▸ Do this: For every line in the data below that contains "title", copy the line.
— START Data excerpts —
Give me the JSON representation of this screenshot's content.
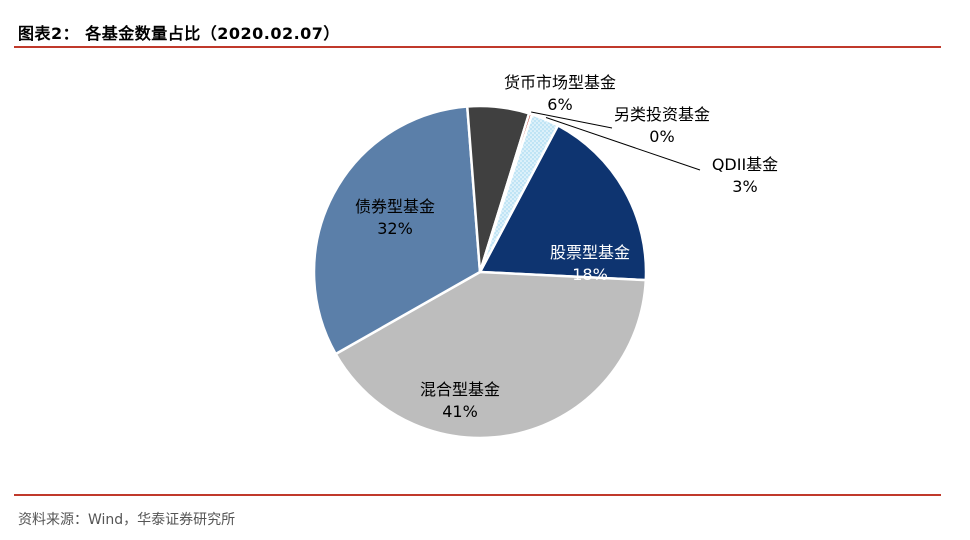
{
  "title": "图表2： 各基金数量占比（2020.02.07）",
  "source": "资料来源：Wind，华泰证券研究所",
  "chart_data": {
    "type": "pie",
    "slices": [
      {
        "name": "股票型基金",
        "value": 18,
        "label": "18%",
        "color": "#0e3470",
        "pattern": "solid",
        "label_color": "#ffffff"
      },
      {
        "name": "混合型基金",
        "value": 41,
        "label": "41%",
        "color": "#bdbdbd",
        "pattern": "solid",
        "label_color": "#000000"
      },
      {
        "name": "债券型基金",
        "value": 32,
        "label": "32%",
        "color": "#5b7fa9",
        "pattern": "solid",
        "label_color": "#000000"
      },
      {
        "name": "货币市场型基金",
        "value": 6,
        "label": "6%",
        "color": "#404040",
        "pattern": "solid",
        "label_color": "#000000"
      },
      {
        "name": "另类投资基金",
        "value": 0.3,
        "label": "0%",
        "color": "#c0392b",
        "pattern": "solid",
        "label_color": "#000000"
      },
      {
        "name": "QDII基金",
        "value": 2.7,
        "label": "3%",
        "color": "#bfe4f5",
        "pattern": "dotted",
        "label_color": "#000000"
      }
    ]
  }
}
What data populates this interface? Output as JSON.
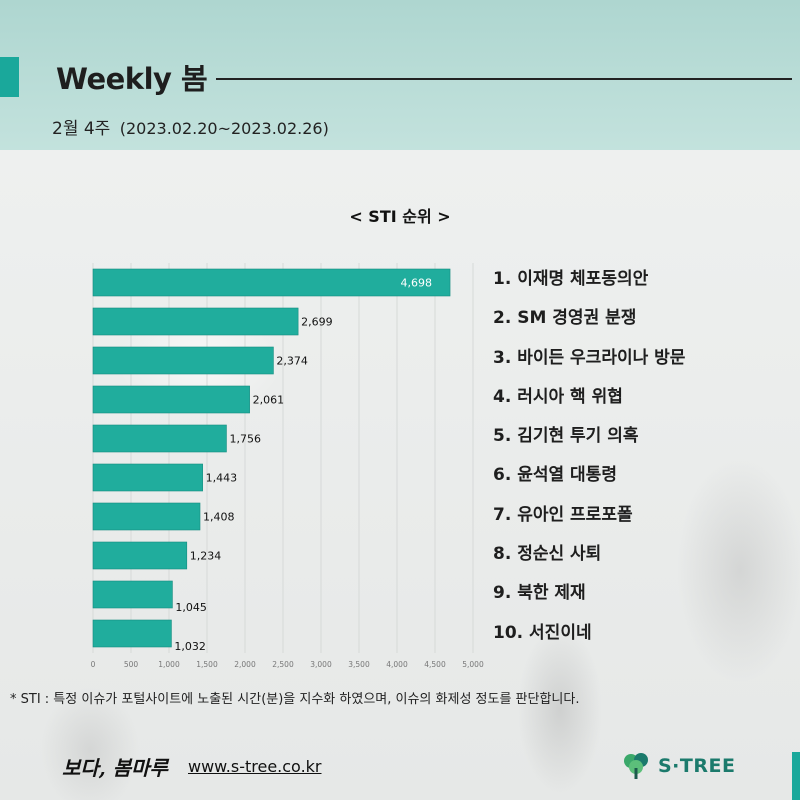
{
  "header": {
    "title": "Weekly 봄",
    "week": "2월 4주",
    "range": "(2023.02.20~2023.02.26)"
  },
  "chart_data": {
    "type": "bar",
    "orientation": "horizontal",
    "title": "< STI 순위 >",
    "categories": [
      "1. 이재명 체포동의안",
      "2. SM 경영권 분쟁",
      "3. 바이든 우크라이나 방문",
      "4. 러시아 핵 위협",
      "5. 김기현 투기 의혹",
      "6. 윤석열 대통령",
      "7. 유아인 프로포폴",
      "8. 정순신 사퇴",
      "9. 북한 제재",
      "10. 서진이네"
    ],
    "values": [
      4698,
      2699,
      2374,
      2061,
      1756,
      1443,
      1408,
      1234,
      1045,
      1032
    ],
    "value_labels": [
      "4,698",
      "2,699",
      "2,374",
      "2,061",
      "1,756",
      "1,443",
      "1,408",
      "1,234",
      "1,045",
      "1,032"
    ],
    "xlim": [
      0,
      5000
    ],
    "x_ticks": [
      0,
      500,
      1000,
      1500,
      2000,
      2500,
      3000,
      3500,
      4000,
      4500,
      5000
    ],
    "x_tick_labels": [
      "0",
      "500",
      "1,000",
      "1,500",
      "2,000",
      "2,500",
      "3,000",
      "3,500",
      "4,000",
      "4,500",
      "5,000"
    ],
    "grid": true,
    "bar_color": "#20ad9d"
  },
  "footnote": "* STI : 특정 이슈가 포털사이트에 노출된 시간(분)을 지수화 하였으며, 이슈의 화제성 정도를 판단합니다.",
  "footer": {
    "brand": "보다, 봄마루",
    "url": "www.s-tree.co.kr",
    "logo_text": "S·TREE",
    "logo_icon": "tree-icon"
  },
  "colors": {
    "accent": "#1aa89b",
    "header_bg": "#b5dad4"
  }
}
— END Data excerpts —
▸ Output below:
  "title": "图表2： 各基金数量占比（2020.02.07）",
    "title": "Weekly 봄",
    "title": "< STI 순위 >",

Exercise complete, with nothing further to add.